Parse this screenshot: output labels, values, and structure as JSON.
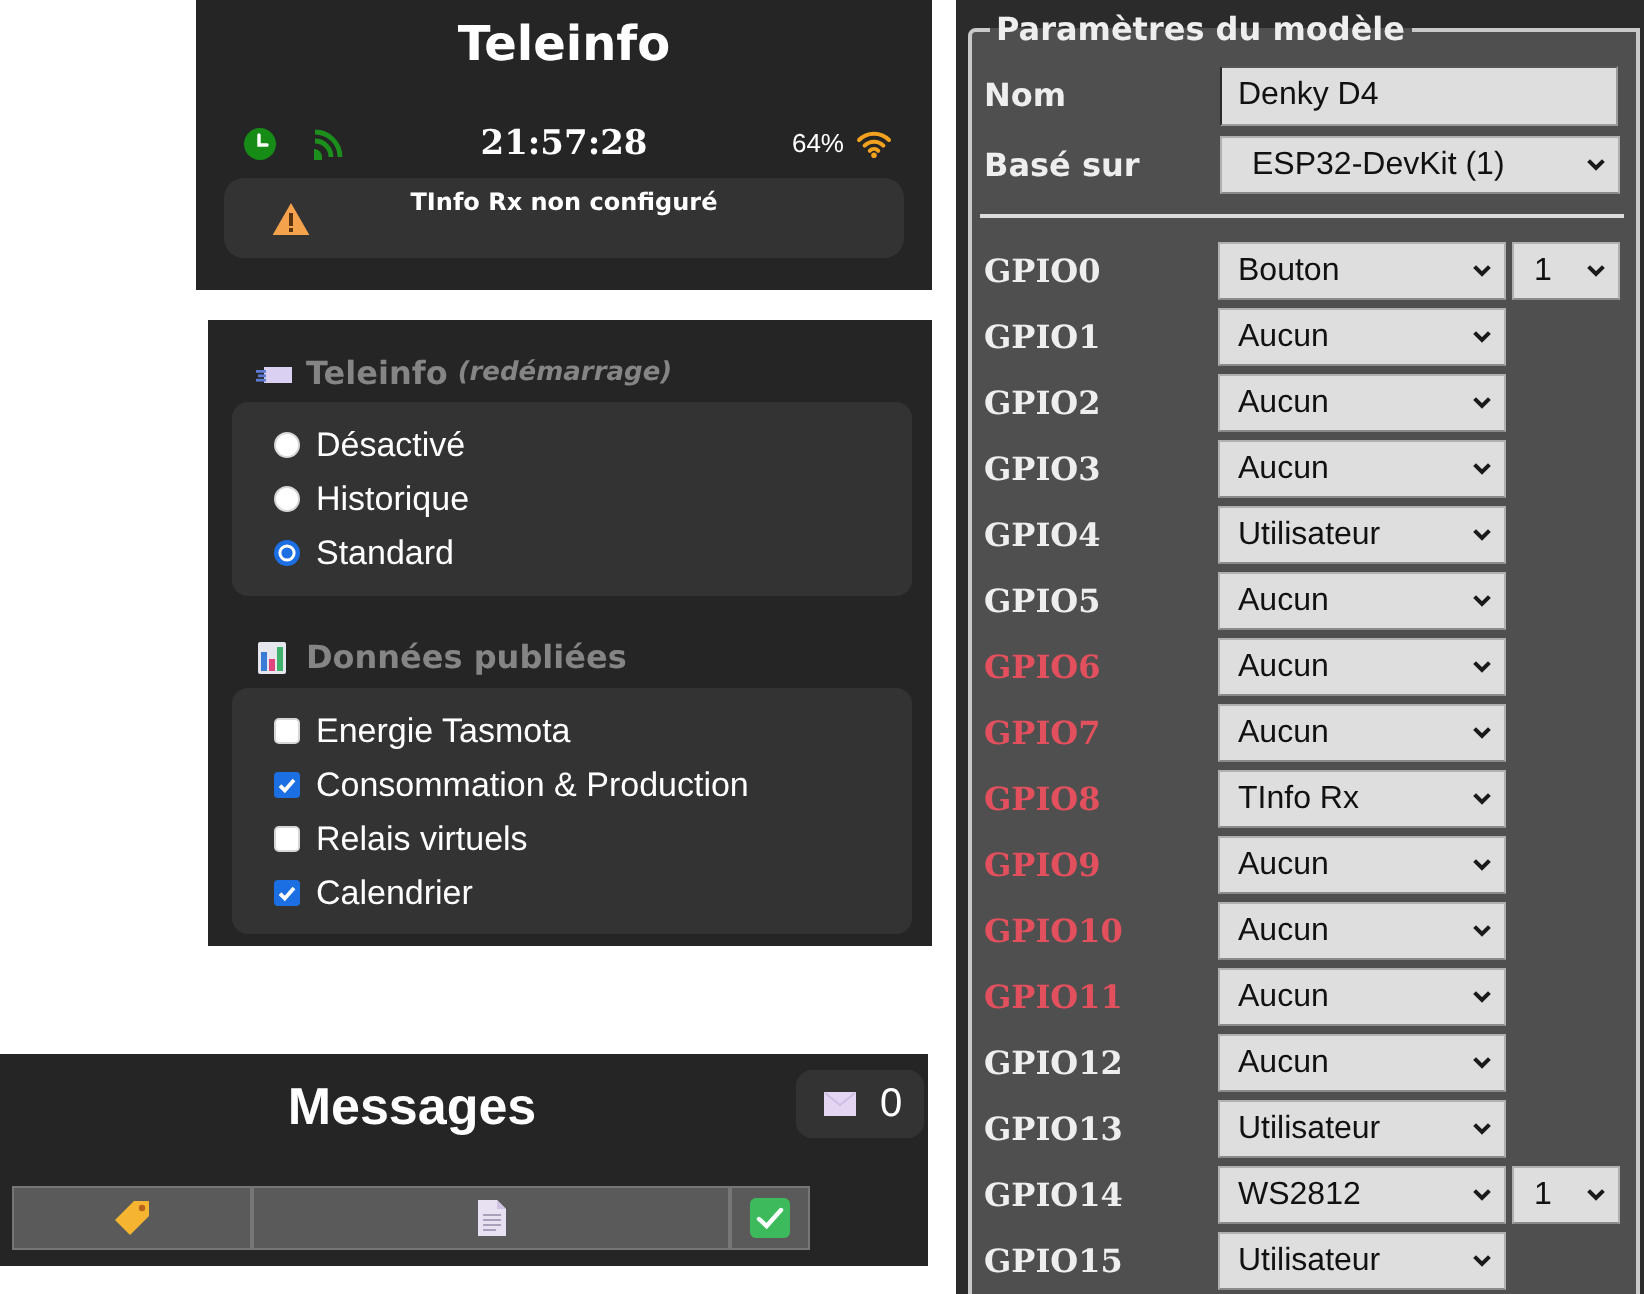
{
  "status_panel": {
    "title": "Teleinfo",
    "time": "21:57:28",
    "signal": "64%",
    "alert": "TInfo Rx non configuré"
  },
  "teleinfo_mode": {
    "title": "Teleinfo",
    "note": "(redémarrage)",
    "options": [
      {
        "label": "Désactivé",
        "selected": false
      },
      {
        "label": "Historique",
        "selected": false
      },
      {
        "label": "Standard",
        "selected": true
      }
    ]
  },
  "published_data": {
    "title": "Données publiées",
    "options": [
      {
        "label": "Energie Tasmota",
        "checked": false
      },
      {
        "label": "Consommation & Production",
        "checked": true
      },
      {
        "label": "Relais virtuels",
        "checked": false
      },
      {
        "label": "Calendrier",
        "checked": true
      }
    ]
  },
  "messages": {
    "title": "Messages",
    "count": "0"
  },
  "model_settings": {
    "legend": "Paramètres du modèle",
    "fields": [
      {
        "kind": "text",
        "label": "Nom",
        "value": "Denky D4"
      },
      {
        "kind": "select",
        "label": "Basé sur",
        "value": "ESP32-DevKit (1)"
      }
    ],
    "gpios": [
      {
        "label": "GPIO0",
        "reserved": false,
        "function": "Bouton",
        "index": "1"
      },
      {
        "label": "GPIO1",
        "reserved": false,
        "function": "Aucun"
      },
      {
        "label": "GPIO2",
        "reserved": false,
        "function": "Aucun"
      },
      {
        "label": "GPIO3",
        "reserved": false,
        "function": "Aucun"
      },
      {
        "label": "GPIO4",
        "reserved": false,
        "function": "Utilisateur"
      },
      {
        "label": "GPIO5",
        "reserved": false,
        "function": "Aucun"
      },
      {
        "label": "GPIO6",
        "reserved": true,
        "function": "Aucun"
      },
      {
        "label": "GPIO7",
        "reserved": true,
        "function": "Aucun"
      },
      {
        "label": "GPIO8",
        "reserved": true,
        "function": "TInfo Rx"
      },
      {
        "label": "GPIO9",
        "reserved": true,
        "function": "Aucun"
      },
      {
        "label": "GPIO10",
        "reserved": true,
        "function": "Aucun"
      },
      {
        "label": "GPIO11",
        "reserved": true,
        "function": "Aucun"
      },
      {
        "label": "GPIO12",
        "reserved": false,
        "function": "Aucun"
      },
      {
        "label": "GPIO13",
        "reserved": false,
        "function": "Utilisateur"
      },
      {
        "label": "GPIO14",
        "reserved": false,
        "function": "WS2812",
        "index": "1"
      },
      {
        "label": "GPIO15",
        "reserved": false,
        "function": "Utilisateur"
      }
    ]
  }
}
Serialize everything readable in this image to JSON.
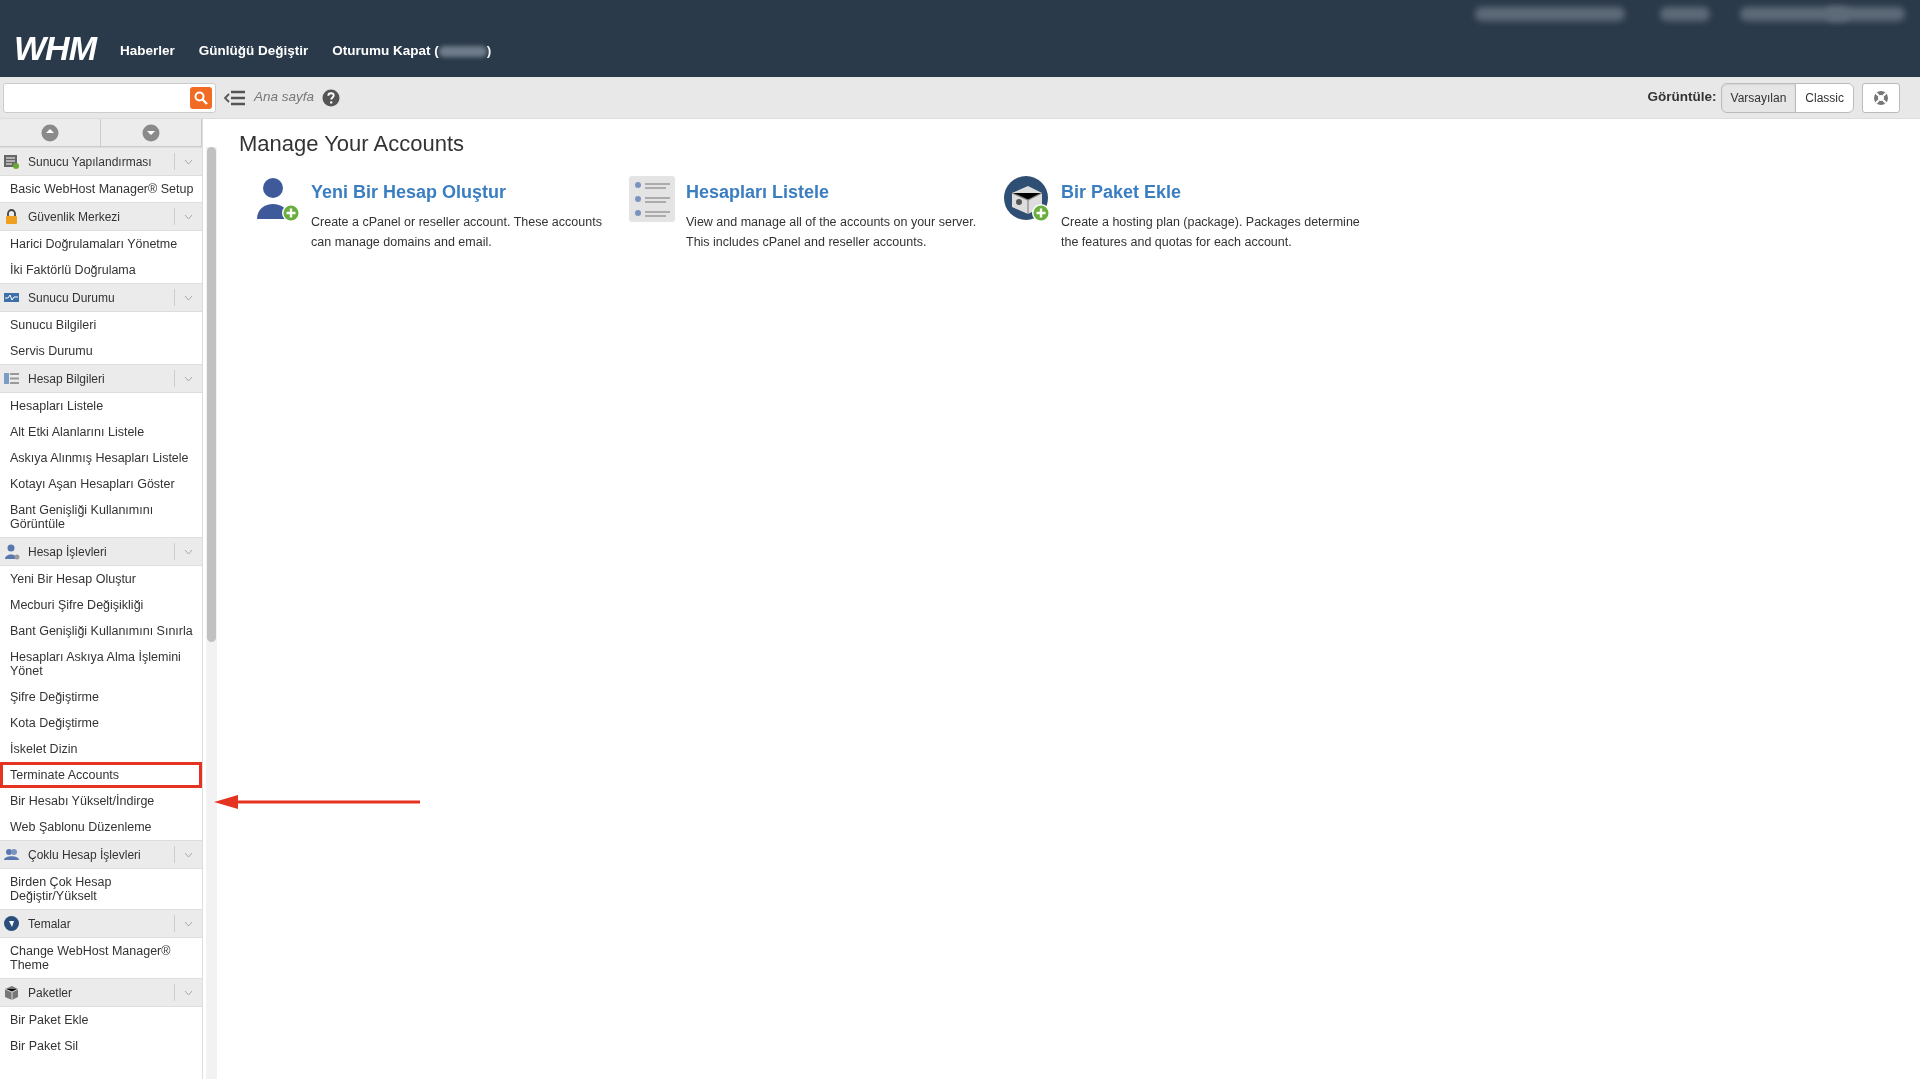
{
  "header": {
    "logo": "WHM",
    "nav": [
      "Haberler",
      "Günlüğü Değiştir"
    ],
    "logout_prefix": "Oturumu Kapat (",
    "logout_suffix": ")"
  },
  "toolbar": {
    "breadcrumb": "Ana sayfa",
    "view_label": "Görüntüle:",
    "view_options": [
      {
        "label": "Varsayılan",
        "selected": true
      },
      {
        "label": "Classic",
        "selected": false
      }
    ]
  },
  "sidebar": {
    "sections": [
      {
        "title": "Sunucu Yapılandırması",
        "items": [
          {
            "label": "Basic WebHost Manager® Setup",
            "highlighted": false
          }
        ]
      },
      {
        "title": "Güvenlik Merkezi",
        "items": [
          {
            "label": "Harici Doğrulamaları Yönetme",
            "highlighted": false
          },
          {
            "label": "İki Faktörlü Doğrulama",
            "highlighted": false
          }
        ]
      },
      {
        "title": "Sunucu Durumu",
        "items": [
          {
            "label": "Sunucu Bilgileri",
            "highlighted": false
          },
          {
            "label": "Servis Durumu",
            "highlighted": false
          }
        ]
      },
      {
        "title": "Hesap Bilgileri",
        "items": [
          {
            "label": "Hesapları Listele",
            "highlighted": false
          },
          {
            "label": "Alt Etki Alanlarını Listele",
            "highlighted": false
          },
          {
            "label": "Askıya Alınmış Hesapları Listele",
            "highlighted": false
          },
          {
            "label": "Kotayı Aşan Hesapları Göster",
            "highlighted": false
          },
          {
            "label": "Bant Genişliği Kullanımını Görüntüle",
            "highlighted": false
          }
        ]
      },
      {
        "title": "Hesap İşlevleri",
        "items": [
          {
            "label": "Yeni Bir Hesap Oluştur",
            "highlighted": false
          },
          {
            "label": "Mecburi Şifre Değişikliği",
            "highlighted": false
          },
          {
            "label": "Bant Genişliği Kullanımını Sınırla",
            "highlighted": false
          },
          {
            "label": "Hesapları Askıya Alma İşlemini Yönet",
            "highlighted": false
          },
          {
            "label": "Şifre Değiştirme",
            "highlighted": false
          },
          {
            "label": "Kota Değiştirme",
            "highlighted": false
          },
          {
            "label": "İskelet Dizin",
            "highlighted": false
          },
          {
            "label": "Terminate Accounts",
            "highlighted": true
          },
          {
            "label": "Bir Hesabı Yükselt/İndirge",
            "highlighted": false
          },
          {
            "label": "Web Şablonu Düzenleme",
            "highlighted": false
          }
        ]
      },
      {
        "title": "Çoklu Hesap İşlevleri",
        "items": [
          {
            "label": "Birden Çok Hesap Değiştir/Yükselt",
            "highlighted": false
          }
        ]
      },
      {
        "title": "Temalar",
        "items": [
          {
            "label": "Change WebHost Manager® Theme",
            "highlighted": false
          }
        ]
      },
      {
        "title": "Paketler",
        "items": [
          {
            "label": "Bir Paket Ekle",
            "highlighted": false
          },
          {
            "label": "Bir Paket Sil",
            "highlighted": false
          }
        ]
      }
    ]
  },
  "main": {
    "title": "Manage Your Accounts",
    "cards": [
      {
        "kind": "user",
        "title": "Yeni Bir Hesap Oluştur",
        "description": "Create a cPanel or reseller account. These accounts can manage domains and email."
      },
      {
        "kind": "list",
        "title": "Hesapları Listele",
        "description": "View and manage all of the accounts on your server. This includes cPanel and reseller accounts."
      },
      {
        "kind": "package",
        "title": "Bir Paket Ekle",
        "description": "Create a hosting plan (package). Packages determine the features and quotas for each account."
      }
    ]
  }
}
□ □ □ □ □ □ □
_AIM:_ Omit the pictures, then quote the rest of the material above exactly.

_ANSWER TO THIS EXERCISE:_
Parse this screenshot: output labels, values, and structure as JSON.
{
  "status_panel": {
    "title": "Teleinfo",
    "time": "21:57:28",
    "signal": "64%",
    "alert": "TInfo Rx non configuré"
  },
  "teleinfo_mode": {
    "title": "Teleinfo",
    "note": "(redémarrage)",
    "options": [
      {
        "label": "Désactivé",
        "selected": false
      },
      {
        "label": "Historique",
        "selected": false
      },
      {
        "label": "Standard",
        "selected": true
      }
    ]
  },
  "published_data": {
    "title": "Données publiées",
    "options": [
      {
        "label": "Energie Tasmota",
        "checked": false
      },
      {
        "label": "Consommation & Production",
        "checked": true
      },
      {
        "label": "Relais virtuels",
        "checked": false
      },
      {
        "label": "Calendrier",
        "checked": true
      }
    ]
  },
  "messages": {
    "title": "Messages",
    "count": "0"
  },
  "model_settings": {
    "legend": "Paramètres du modèle",
    "fields": [
      {
        "kind": "text",
        "label": "Nom",
        "value": "Denky D4"
      },
      {
        "kind": "select",
        "label": "Basé sur",
        "value": "ESP32-DevKit (1)"
      }
    ],
    "gpios": [
      {
        "label": "GPIO0",
        "reserved": false,
        "function": "Bouton",
        "index": "1"
      },
      {
        "label": "GPIO1",
        "reserved": false,
        "function": "Aucun"
      },
      {
        "label": "GPIO2",
        "reserved": false,
        "function": "Aucun"
      },
      {
        "label": "GPIO3",
        "reserved": false,
        "function": "Aucun"
      },
      {
        "label": "GPIO4",
        "reserved": false,
        "function": "Utilisateur"
      },
      {
        "label": "GPIO5",
        "reserved": false,
        "function": "Aucun"
      },
      {
        "label": "GPIO6",
        "reserved": true,
        "function": "Aucun"
      },
      {
        "label": "GPIO7",
        "reserved": true,
        "function": "Aucun"
      },
      {
        "label": "GPIO8",
        "reserved": true,
        "function": "TInfo Rx"
      },
      {
        "label": "GPIO9",
        "reserved": true,
        "function": "Aucun"
      },
      {
        "label": "GPIO10",
        "reserved": true,
        "function": "Aucun"
      },
      {
        "label": "GPIO11",
        "reserved": true,
        "function": "Aucun"
      },
      {
        "label": "GPIO12",
        "reserved": false,
        "function": "Aucun"
      },
      {
        "label": "GPIO13",
        "reserved": false,
        "function": "Utilisateur"
      },
      {
        "label": "GPIO14",
        "reserved": false,
        "function": "WS2812",
        "index": "1"
      },
      {
        "label": "GPIO15",
        "reserved": false,
        "function": "Utilisateur"
      }
    ]
  }
}
Serialize everything readable in this image to JSON.
{
  "header": {
    "logo": "WHM",
    "nav": [
      "Haberler",
      "Günlüğü Değiştir"
    ],
    "logout_prefix": "Oturumu Kapat (",
    "logout_suffix": ")"
  },
  "toolbar": {
    "breadcrumb": "Ana sayfa",
    "view_label": "Görüntüle:",
    "view_options": [
      {
        "label": "Varsayılan",
        "selected": true
      },
      {
        "label": "Classic",
        "selected": false
      }
    ]
  },
  "sidebar": {
    "sections": [
      {
        "title": "Sunucu Yapılandırması",
        "items": [
          {
            "label": "Basic WebHost Manager® Setup",
            "highlighted": false
          }
        ]
      },
      {
        "title": "Güvenlik Merkezi",
        "items": [
          {
            "label": "Harici Doğrulamaları Yönetme",
            "highlighted": false
          },
          {
            "label": "İki Faktörlü Doğrulama",
            "highlighted": false
          }
        ]
      },
      {
        "title": "Sunucu Durumu",
        "items": [
          {
            "label": "Sunucu Bilgileri",
            "highlighted": false
          },
          {
            "label": "Servis Durumu",
            "highlighted": false
          }
        ]
      },
      {
        "title": "Hesap Bilgileri",
        "items": [
          {
            "label": "Hesapları Listele",
            "highlighted": false
          },
          {
            "label": "Alt Etki Alanlarını Listele",
            "highlighted": false
          },
          {
            "label": "Askıya Alınmış Hesapları Listele",
            "highlighted": false
          },
          {
            "label": "Kotayı Aşan Hesapları Göster",
            "highlighted": false
          },
          {
            "label": "Bant Genişliği Kullanımını Görüntüle",
            "highlighted": false
          }
        ]
      },
      {
        "title": "Hesap İşlevleri",
        "items": [
          {
            "label": "Yeni Bir Hesap Oluştur",
            "highlighted": false
          },
          {
            "label": "Mecburi Şifre Değişikliği",
            "highlighted": false
          },
          {
            "label": "Bant Genişliği Kullanımını Sınırla",
            "highlighted": false
          },
          {
            "label": "Hesapları Askıya Alma İşlemini Yönet",
            "highlighted": false
          },
          {
            "label": "Şifre Değiştirme",
            "highlighted": false
          },
          {
            "label": "Kota Değiştirme",
            "highlighted": false
          },
          {
            "label": "İskelet Dizin",
            "highlighted": false
          },
          {
            "label": "Terminate Accounts",
            "highlighted": true
          },
          {
            "label": "Bir Hesabı Yükselt/İndirge",
            "highlighted": false
          },
          {
            "label": "Web Şablonu Düzenleme",
            "highlighted": false
          }
        ]
      },
      {
        "title": "Çoklu Hesap İşlevleri",
        "items": [
          {
            "label": "Birden Çok Hesap Değiştir/Yükselt",
            "highlighted": false
          }
        ]
      },
      {
        "title": "Temalar",
        "items": [
          {
            "label": "Change WebHost Manager® Theme",
            "highlighted": false
          }
        ]
      },
      {
        "title": "Paketler",
        "items": [
          {
            "label": "Bir Paket Ekle",
            "highlighted": false
          },
          {
            "label": "Bir Paket Sil",
            "highlighted": false
          }
        ]
      }
    ]
  },
  "main": {
    "title": "Manage Your Accounts",
    "cards": [
      {
        "kind": "user",
        "title": "Yeni Bir Hesap Oluştur",
        "description": "Create a cPanel or reseller account. These accounts can manage domains and email."
      },
      {
        "kind": "list",
        "title": "Hesapları Listele",
        "description": "View and manage all of the accounts on your server. This includes cPanel and reseller accounts."
      },
      {
        "kind": "package",
        "title": "Bir Paket Ekle",
        "description": "Create a hosting plan (package). Packages determine the features and quotas for each account."
      }
    ]
  }
}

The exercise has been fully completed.